Showing posts with label Racism. Show all posts
Showing posts with label Racism. Show all posts

Saturday, May 30, 2020

Racism and Police Homicides in America

by Brian T. Lynch, MSW

Once again, an egregious police homicide of a Black man caught on videotape shatters the calm and erupts into national protests and outrage. This time it is George Floyd of Minnesota. His life was slowly squeezed out of him as he lay bound and helpless while a seemingly depraved and indifferent cop pinned Mr. Floyd’s neck to the pavement with his knee.

PHOTO: Minnesota State Patrol and National Guards stand in Minneapolis, Minnesota, Photo Date: 5/29/2020 - https://www.newscenter1.tv/minneapolis-overwhelmed-again-by-protests-over-floyd-death/

Once again, the eyes of the nation turn towards the seemingly intractable problem of racism that, among its many forms, would cause African Americans to be nearly twice as likely to die at the hands of law enforcement than White Americans. Racism is our greatest barrier to becoming a more perfect union and at present, the racists seem to have ascended to power.

And once again, this despicable racial killing by a cop in broad daylight has ignited a blaze that masks an underlying outrage behind the numbers. About one-thousand American civilians are being killed every year by our civilian police force. From January 1, 2015, through December 31, 2019, there have been 1,179 police homicides of Black citizens, 2,242 homicides of White citizens, 843 police homicides of Hispanic civilians, and a total of at least 4,947 civilians killed by police.

Data is from the Washington Post database. Analysis by the author. 

Civilian homicides by police always rise to public attention because they so disproportionally target African-Americans. Once the problem is framed as a systemic racial issue the proposed remedies never reach beyond the disproportionality question. The fact that our highly aggressive and militant police training is resulting in thousands of needless deaths never comes to light. Until that is addressed, the proposed solutions will never be to anyone’s satisfaction.

- [Information provided]
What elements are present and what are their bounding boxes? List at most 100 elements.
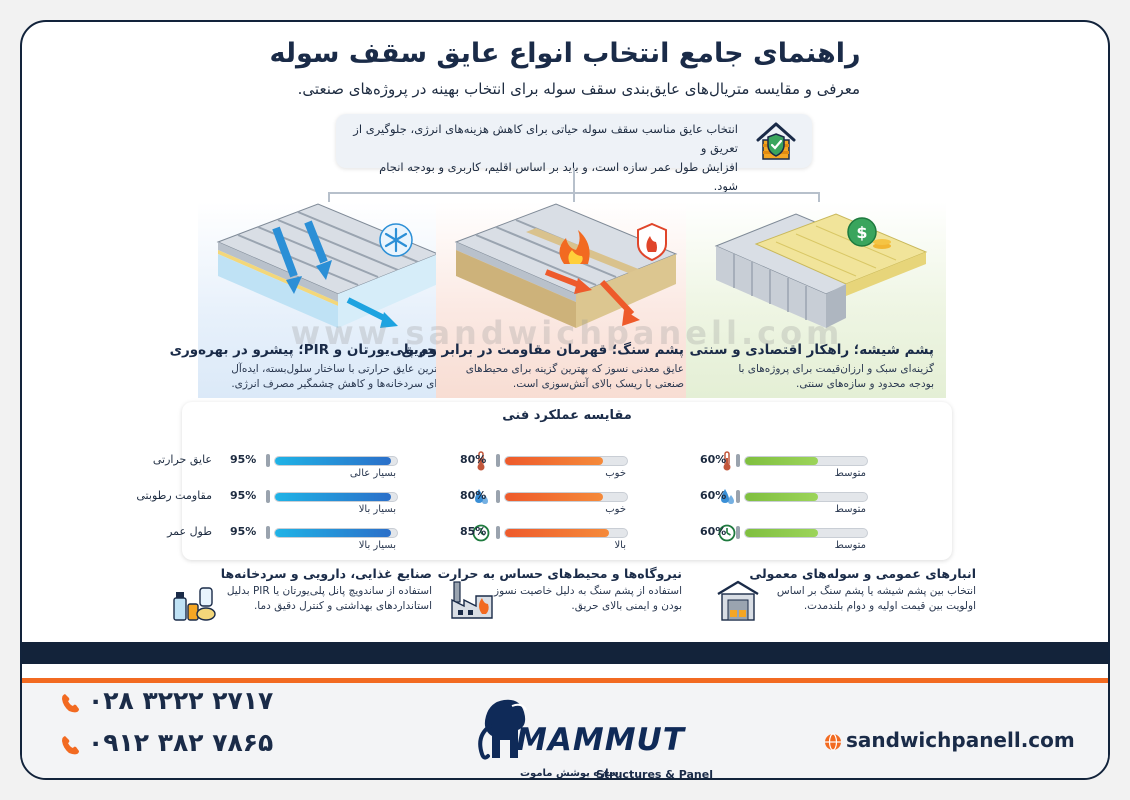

- [Directives]
1 - From the essay on racism and police homicides, list every count of civilians killed by police from January 1, 2015, through December 31, 2019, with the group each count refers to.
2 - Write the next part of the essay on racism and police homicides, beginning after its final sentence.

- [Results in order]
1 -
Black citizens: 1,179
White citizens: 2,242
Hispanic civilians: 843
All civilians: at least 4,947

2 -
Data from the Washington Post database. Analysis by the Author
Civilian homicide rates by law enforcement in America are orders of magnitude higher than in Great Britain, France, or Germany. Yet, the actual number of civilian deaths could be considerably larger still. There is no mandatory federal tracking of homicides caused by police in the line of duty. Federal reporting is all voluntary and spotty at best. The countries best numbers come by combing through local newspaper accounts and gleaning what can be learned from the public account of police-involved civilian deaths. This civilian effort to track police homicides only started about five years ago. It is an imperfect system. Clearly, not all police shootings make it into the local newspapers. The information reported is rarely investigated by local reporters. They are the accounts given to the press by the local police officials. And there are undoubtedly police-related fatalities of civilians that are never reported in the local press.

No racial activist would be or should be satisfied if successful remedies to the racial problem merely end racial disparities. In practical terms that would mean about 103 fewer Black minority deaths each year while still tolerating 133 annual minority homicides. It would be equally crazy to accept 448 White civilian death by the police as long as this carnage is in proportional to the number of Blacks and Hispanics that are also killed each year.


Data is from the Washington Post database. The analysis is by the author.

The militarization of the American police force is a big part of the problem that must be addressed. If German laws and police practices were adopted here, adjusted for our larger population, the United States might expect only about 40 police homicides per year, mostly justified uses of force, as opposed to nearly 1,000.

The arguments for this position on police homicides are in numbers found in the tables I created from the data contained in five year’s worth of information collected by the Washington Post. Seeing all the names as you scroll down that database of the dead is sobering, like visiting the Vietnam Nam War Memorial.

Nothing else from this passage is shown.